- [REQUIREMENTS]:
Transcribe the listing verbatim. Do not carry over any pictures.

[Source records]

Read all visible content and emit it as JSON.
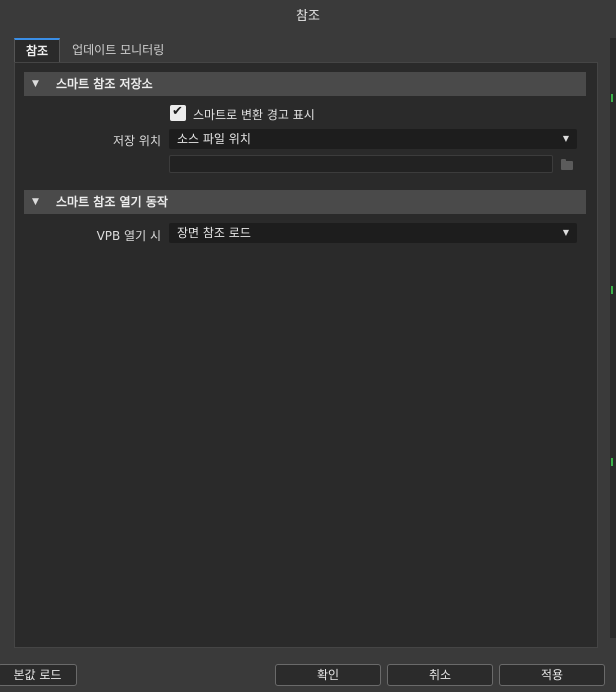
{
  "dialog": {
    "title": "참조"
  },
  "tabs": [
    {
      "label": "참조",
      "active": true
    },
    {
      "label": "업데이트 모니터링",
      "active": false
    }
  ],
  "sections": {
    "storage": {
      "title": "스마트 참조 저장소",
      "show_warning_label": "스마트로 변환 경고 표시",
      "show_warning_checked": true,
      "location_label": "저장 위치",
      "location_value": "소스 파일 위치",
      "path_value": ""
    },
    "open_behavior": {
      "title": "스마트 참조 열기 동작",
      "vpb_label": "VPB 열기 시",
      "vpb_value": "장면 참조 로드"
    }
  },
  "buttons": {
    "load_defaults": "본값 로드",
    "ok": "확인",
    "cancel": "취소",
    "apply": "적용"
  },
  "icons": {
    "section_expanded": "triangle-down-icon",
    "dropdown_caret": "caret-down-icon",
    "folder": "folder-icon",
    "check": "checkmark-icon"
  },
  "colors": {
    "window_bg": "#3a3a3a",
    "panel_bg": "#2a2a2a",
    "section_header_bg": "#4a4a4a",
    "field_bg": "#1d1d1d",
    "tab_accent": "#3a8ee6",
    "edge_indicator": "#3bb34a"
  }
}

- [WRITTEN SOLUTION]:
Read all visible content and emit it as JSON.
{
  "dialog": {
    "title": "참조"
  },
  "tabs": [
    {
      "label": "참조",
      "active": true
    },
    {
      "label": "업데이트 모니터링",
      "active": false
    }
  ],
  "sections": {
    "storage": {
      "title": "스마트 참조 저장소",
      "show_warning_label": "스마트로 변환 경고 표시",
      "show_warning_checked": true,
      "location_label": "저장 위치",
      "location_value": "소스 파일 위치",
      "path_value": ""
    },
    "open_behavior": {
      "title": "스마트 참조 열기 동작",
      "vpb_label": "VPB 열기 시",
      "vpb_value": "장면 참조 로드"
    }
  },
  "buttons": {
    "load_defaults": "본값 로드",
    "ok": "확인",
    "cancel": "취소",
    "apply": "적용"
  },
  "icons": {
    "section_expanded": "triangle-down-icon",
    "dropdown_caret": "caret-down-icon",
    "folder": "folder-icon",
    "check": "checkmark-icon"
  },
  "colors": {
    "window_bg": "#3a3a3a",
    "panel_bg": "#2a2a2a",
    "section_header_bg": "#4a4a4a",
    "field_bg": "#1d1d1d",
    "tab_accent": "#3a8ee6",
    "edge_indicator": "#3bb34a"
  }
}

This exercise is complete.